Dataset records:
** start **
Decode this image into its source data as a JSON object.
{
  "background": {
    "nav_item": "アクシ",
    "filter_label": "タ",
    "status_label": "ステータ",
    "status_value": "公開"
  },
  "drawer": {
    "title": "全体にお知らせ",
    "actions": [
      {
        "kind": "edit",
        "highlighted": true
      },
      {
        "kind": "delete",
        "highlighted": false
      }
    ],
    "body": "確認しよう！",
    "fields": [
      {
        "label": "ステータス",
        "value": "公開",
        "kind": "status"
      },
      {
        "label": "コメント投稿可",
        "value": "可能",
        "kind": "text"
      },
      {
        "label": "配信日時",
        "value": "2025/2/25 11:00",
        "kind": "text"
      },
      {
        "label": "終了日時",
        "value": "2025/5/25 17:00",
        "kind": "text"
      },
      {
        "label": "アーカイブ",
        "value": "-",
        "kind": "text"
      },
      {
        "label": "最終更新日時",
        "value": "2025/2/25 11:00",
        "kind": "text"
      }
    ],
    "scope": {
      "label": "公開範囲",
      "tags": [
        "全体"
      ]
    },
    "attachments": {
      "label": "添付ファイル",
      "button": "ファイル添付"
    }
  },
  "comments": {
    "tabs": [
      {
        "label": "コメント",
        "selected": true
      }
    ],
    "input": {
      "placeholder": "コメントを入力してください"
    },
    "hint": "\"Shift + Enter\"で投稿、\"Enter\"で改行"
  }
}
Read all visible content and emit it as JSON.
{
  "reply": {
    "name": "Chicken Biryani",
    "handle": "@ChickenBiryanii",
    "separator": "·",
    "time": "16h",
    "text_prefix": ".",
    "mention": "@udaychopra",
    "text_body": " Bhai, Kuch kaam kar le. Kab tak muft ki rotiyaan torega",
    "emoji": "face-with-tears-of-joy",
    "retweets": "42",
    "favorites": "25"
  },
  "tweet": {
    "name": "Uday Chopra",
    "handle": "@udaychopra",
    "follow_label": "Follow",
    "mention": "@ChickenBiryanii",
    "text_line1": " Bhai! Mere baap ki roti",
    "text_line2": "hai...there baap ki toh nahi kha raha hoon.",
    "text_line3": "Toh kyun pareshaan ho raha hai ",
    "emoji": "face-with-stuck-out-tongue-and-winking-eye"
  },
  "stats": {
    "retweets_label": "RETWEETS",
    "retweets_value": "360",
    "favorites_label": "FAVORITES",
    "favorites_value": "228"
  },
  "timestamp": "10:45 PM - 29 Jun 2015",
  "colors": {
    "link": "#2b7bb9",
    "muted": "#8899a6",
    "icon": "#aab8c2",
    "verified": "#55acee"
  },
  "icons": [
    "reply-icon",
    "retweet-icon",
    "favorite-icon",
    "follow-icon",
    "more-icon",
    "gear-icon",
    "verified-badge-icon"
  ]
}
** end **
Give the number of lines in the records that contain the string "Bhai", and nothing besides.

2